GIVEN TASK: Retype all the records with nothing changed.

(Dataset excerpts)
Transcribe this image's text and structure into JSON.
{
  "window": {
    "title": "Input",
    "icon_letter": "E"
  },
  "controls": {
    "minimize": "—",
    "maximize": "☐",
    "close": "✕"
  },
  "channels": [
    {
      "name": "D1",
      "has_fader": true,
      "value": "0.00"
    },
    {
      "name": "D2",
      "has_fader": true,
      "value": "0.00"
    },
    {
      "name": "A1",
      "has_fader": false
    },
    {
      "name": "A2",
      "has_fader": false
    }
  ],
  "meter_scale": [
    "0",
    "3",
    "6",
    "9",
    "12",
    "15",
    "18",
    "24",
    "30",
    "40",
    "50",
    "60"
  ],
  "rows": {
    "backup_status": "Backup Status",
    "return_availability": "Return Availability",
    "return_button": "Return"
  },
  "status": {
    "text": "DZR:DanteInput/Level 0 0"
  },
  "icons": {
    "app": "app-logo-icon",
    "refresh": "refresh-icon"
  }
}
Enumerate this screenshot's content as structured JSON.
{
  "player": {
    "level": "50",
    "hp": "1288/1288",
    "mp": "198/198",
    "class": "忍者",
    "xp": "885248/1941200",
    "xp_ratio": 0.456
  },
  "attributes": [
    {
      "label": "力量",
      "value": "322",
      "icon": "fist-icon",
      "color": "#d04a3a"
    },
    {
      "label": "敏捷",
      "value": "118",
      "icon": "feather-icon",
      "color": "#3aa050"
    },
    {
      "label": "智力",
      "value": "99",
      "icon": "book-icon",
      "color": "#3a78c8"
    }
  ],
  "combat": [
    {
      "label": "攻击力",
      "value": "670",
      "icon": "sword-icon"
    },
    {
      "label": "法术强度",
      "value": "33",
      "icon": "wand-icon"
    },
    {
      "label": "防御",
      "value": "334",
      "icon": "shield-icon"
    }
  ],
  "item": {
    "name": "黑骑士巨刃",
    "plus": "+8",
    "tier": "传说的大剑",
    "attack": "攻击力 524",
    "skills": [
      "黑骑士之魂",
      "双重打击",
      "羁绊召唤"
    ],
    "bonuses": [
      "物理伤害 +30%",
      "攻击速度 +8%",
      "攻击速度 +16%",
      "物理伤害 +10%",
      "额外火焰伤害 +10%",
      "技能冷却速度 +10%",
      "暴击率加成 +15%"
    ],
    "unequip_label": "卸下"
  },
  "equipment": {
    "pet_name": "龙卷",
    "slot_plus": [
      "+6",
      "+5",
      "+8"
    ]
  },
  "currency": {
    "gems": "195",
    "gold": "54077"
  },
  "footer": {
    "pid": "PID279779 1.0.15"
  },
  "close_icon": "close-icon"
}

RESULT FOR THIS EXERCISE:
Transcribe this image's text and structure into JSON.
{
  "window": {
    "title": "Input",
    "icon_letter": "E"
  },
  "controls": {
    "minimize": "—",
    "maximize": "☐",
    "close": "✕"
  },
  "channels": [
    {
      "name": "D1",
      "has_fader": true,
      "value": "0.00"
    },
    {
      "name": "D2",
      "has_fader": true,
      "value": "0.00"
    },
    {
      "name": "A1",
      "has_fader": false
    },
    {
      "name": "A2",
      "has_fader": false
    }
  ],
  "meter_scale": [
    "0",
    "3",
    "6",
    "9",
    "12",
    "15",
    "18",
    "24",
    "30",
    "40",
    "50",
    "60"
  ],
  "rows": {
    "backup_status": "Backup Status",
    "return_availability": "Return Availability",
    "return_button": "Return"
  },
  "status": {
    "text": "DZR:DanteInput/Level 0 0"
  },
  "icons": {
    "app": "app-logo-icon",
    "refresh": "refresh-icon"
  }
}
Enumerate this screenshot's content as structured JSON.
{
  "player": {
    "level": "50",
    "hp": "1288/1288",
    "mp": "198/198",
    "class": "忍者",
    "xp": "885248/1941200",
    "xp_ratio": 0.456
  },
  "attributes": [
    {
      "label": "力量",
      "value": "322",
      "icon": "fist-icon",
      "color": "#d04a3a"
    },
    {
      "label": "敏捷",
      "value": "118",
      "icon": "feather-icon",
      "color": "#3aa050"
    },
    {
      "label": "智力",
      "value": "99",
      "icon": "book-icon",
      "color": "#3a78c8"
    }
  ],
  "combat": [
    {
      "label": "攻击力",
      "value": "670",
      "icon": "sword-icon"
    },
    {
      "label": "法术强度",
      "value": "33",
      "icon": "wand-icon"
    },
    {
      "label": "防御",
      "value": "334",
      "icon": "shield-icon"
    }
  ],
  "item": {
    "name": "黑骑士巨刃",
    "plus": "+8",
    "tier": "传说的大剑",
    "attack": "攻击力 524",
    "skills": [
      "黑骑士之魂",
      "双重打击",
      "羁绊召唤"
    ],
    "bonuses": [
      "物理伤害 +30%",
      "攻击速度 +8%",
      "攻击速度 +16%",
      "物理伤害 +10%",
      "额外火焰伤害 +10%",
      "技能冷却速度 +10%",
      "暴击率加成 +15%"
    ],
    "unequip_label": "卸下"
  },
  "equipment": {
    "pet_name": "龙卷",
    "slot_plus": [
      "+6",
      "+5",
      "+8"
    ]
  },
  "currency": {
    "gems": "195",
    "gold": "54077"
  },
  "footer": {
    "pid": "PID279779 1.0.15"
  },
  "close_icon": "close-icon"
}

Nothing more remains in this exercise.